- **Problems to solve**
1: Summarize the buoyancy solution in two sentences.
2: Reproduce the buoyancy solution word for word, starting at "Conversely, if the" and stopping after "of this object.".
**** Document excerpt
The density of this object is approximately $1.36\; {\rm kg \cdot L^{-1}}$ .

The density of the oil in this question is approximately $0.600\; {\rm kg \cdot L^{-1}}$ .

(Assumption: the gravitational field strength is $g =9.806\; {\rm N \cdot kg^{-1}}$ )

Explanation:

When the gravitational field strength is $g$ , the weight $(\text{weight})$ of an object of mass $m$ would be $m\, g$ .

Conversely, if the weight of an object is $(\text{weight})$ in a gravitational field of strength $g$ , the mass $m$ of that object would be $m = (\text{weight}) / g$ .

Assuming that $g =9.806\; {\rm N \cdot kg^{-1}}$ . The mass of this $63.8\; {\rm N}$ -object would be:

$\begin{aligned} \text{mass} &= \frac{\text{weight}}{g} \\ &= \frac{63.8\; {\rm N}}{9.806\; {\rm N \cdot kg^{-1}}} \\ &\approx 6.506\; {\rm kg}\end{aligned}$ .

When an object is immersed in a liquid, the buoyancy force on that object would be equal to the weight of the liquid that was displaced. For instance, since the object in this question was fully immersed in water, the volume of water displaced would be equal to the volume of this object.

When this object was suspended in water, the buoyancy force on this object was $(63.8\; {\rm N} - 16.8\; {\rm N}) = 47.0\; {\rm N}$ . Hence, the weight of water that this object displaced would be $47.0 \; {\rm N}$ .

The mass of water displaced would be:

$\begin{aligned}\text{mass} &= \frac{\text{weight}}{g} \\ &= \frac{47.0\: {\rm N}}{9.806\; {\rm N \cdot kg^{-1}}} \\ &\approx 4.793\; {\rm kg}\end{aligned}$ .

The volume of that much water (which this object had displaced) would be:

$\begin{aligned}\text{volume} &= \frac{\text{mass}}{\text{density}} \\ &\approx \frac{4.793\; {\rm kg}}{1.00\; {\rm kg \cdot L^{-1}}} \\ &\approx 4.793\; {\rm L}\end{aligned}$ .
********
**** Given data
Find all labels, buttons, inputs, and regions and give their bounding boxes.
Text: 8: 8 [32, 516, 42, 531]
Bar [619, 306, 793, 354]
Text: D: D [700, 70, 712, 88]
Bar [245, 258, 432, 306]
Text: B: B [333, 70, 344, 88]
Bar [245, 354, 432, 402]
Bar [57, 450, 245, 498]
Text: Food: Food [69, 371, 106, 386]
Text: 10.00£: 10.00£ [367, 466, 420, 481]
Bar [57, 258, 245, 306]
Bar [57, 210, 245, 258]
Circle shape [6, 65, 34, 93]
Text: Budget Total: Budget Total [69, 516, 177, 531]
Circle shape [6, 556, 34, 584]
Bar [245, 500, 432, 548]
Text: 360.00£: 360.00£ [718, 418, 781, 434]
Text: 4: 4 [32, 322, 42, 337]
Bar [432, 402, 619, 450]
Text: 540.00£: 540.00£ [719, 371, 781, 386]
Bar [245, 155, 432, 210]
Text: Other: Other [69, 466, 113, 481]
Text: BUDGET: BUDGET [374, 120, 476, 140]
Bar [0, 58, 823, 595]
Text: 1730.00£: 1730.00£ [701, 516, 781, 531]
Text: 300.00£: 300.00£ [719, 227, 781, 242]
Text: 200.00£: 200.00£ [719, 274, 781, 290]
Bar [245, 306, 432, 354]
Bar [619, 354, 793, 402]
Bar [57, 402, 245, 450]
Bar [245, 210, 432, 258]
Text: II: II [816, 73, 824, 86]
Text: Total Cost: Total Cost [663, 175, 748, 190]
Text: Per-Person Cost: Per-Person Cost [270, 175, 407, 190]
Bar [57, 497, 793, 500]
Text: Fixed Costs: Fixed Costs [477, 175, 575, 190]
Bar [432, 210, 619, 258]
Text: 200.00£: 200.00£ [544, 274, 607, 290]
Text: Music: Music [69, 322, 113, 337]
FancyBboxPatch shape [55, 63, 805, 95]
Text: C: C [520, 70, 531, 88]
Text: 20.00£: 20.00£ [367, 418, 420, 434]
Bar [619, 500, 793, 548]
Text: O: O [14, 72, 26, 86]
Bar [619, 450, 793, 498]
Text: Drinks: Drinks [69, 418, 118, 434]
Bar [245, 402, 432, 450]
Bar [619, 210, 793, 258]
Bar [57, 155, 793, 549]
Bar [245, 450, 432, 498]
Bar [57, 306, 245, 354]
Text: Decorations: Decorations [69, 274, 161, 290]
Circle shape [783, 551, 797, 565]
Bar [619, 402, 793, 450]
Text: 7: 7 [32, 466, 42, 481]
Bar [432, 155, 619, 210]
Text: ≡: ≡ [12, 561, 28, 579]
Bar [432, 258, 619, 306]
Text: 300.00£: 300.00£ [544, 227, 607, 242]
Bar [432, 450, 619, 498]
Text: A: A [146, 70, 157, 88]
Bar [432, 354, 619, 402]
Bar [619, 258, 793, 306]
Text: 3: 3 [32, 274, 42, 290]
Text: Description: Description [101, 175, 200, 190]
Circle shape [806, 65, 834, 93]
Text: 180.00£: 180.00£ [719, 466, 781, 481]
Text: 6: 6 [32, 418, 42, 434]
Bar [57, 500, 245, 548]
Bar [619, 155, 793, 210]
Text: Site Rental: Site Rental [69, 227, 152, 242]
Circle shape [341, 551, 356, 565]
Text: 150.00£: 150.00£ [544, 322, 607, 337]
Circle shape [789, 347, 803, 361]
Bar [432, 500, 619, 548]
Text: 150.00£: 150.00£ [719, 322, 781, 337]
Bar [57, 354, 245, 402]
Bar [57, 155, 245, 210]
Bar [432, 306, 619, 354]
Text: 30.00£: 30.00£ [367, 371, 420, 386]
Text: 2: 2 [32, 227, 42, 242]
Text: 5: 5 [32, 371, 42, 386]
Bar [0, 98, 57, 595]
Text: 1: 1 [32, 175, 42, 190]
********
- **Results for each task**
1: Taking g as 9.806 N/kg, the object's density comes to about 1.36 kg/L and the oil's to about 0.600 kg/L. The 63.8 N object has a mass of about 6.506 kg, and the 47.0 N buoyancy force in water means it displaced about 4.793 kg, or 4.793 L, of water.

2:
Conversely, if the weight of an object is $(\text{weight})$ in a gravitational field of strength $g$ , the mass $m$ of that object would be $m = (\text{weight}) / g$ .

Assuming that $g =9.806\; {\rm N \cdot kg^{-1}}$ . The mass of this $63.8\; {\rm N}$ -object would be:

$\begin{aligned} \text{mass} &= \frac{\text{weight}}{g} \\ &= \frac{63.8\; {\rm N}}{9.806\; {\rm N \cdot kg^{-1}}} \\ &\approx 6.506\; {\rm kg}\end{aligned}$ .

When an object is immersed in a liquid, the buoyancy force on that object would be equal to the weight of the liquid that was displaced. For instance, since the object in this question was fully immersed in water, the volume of water displaced would be equal to the volume of this object.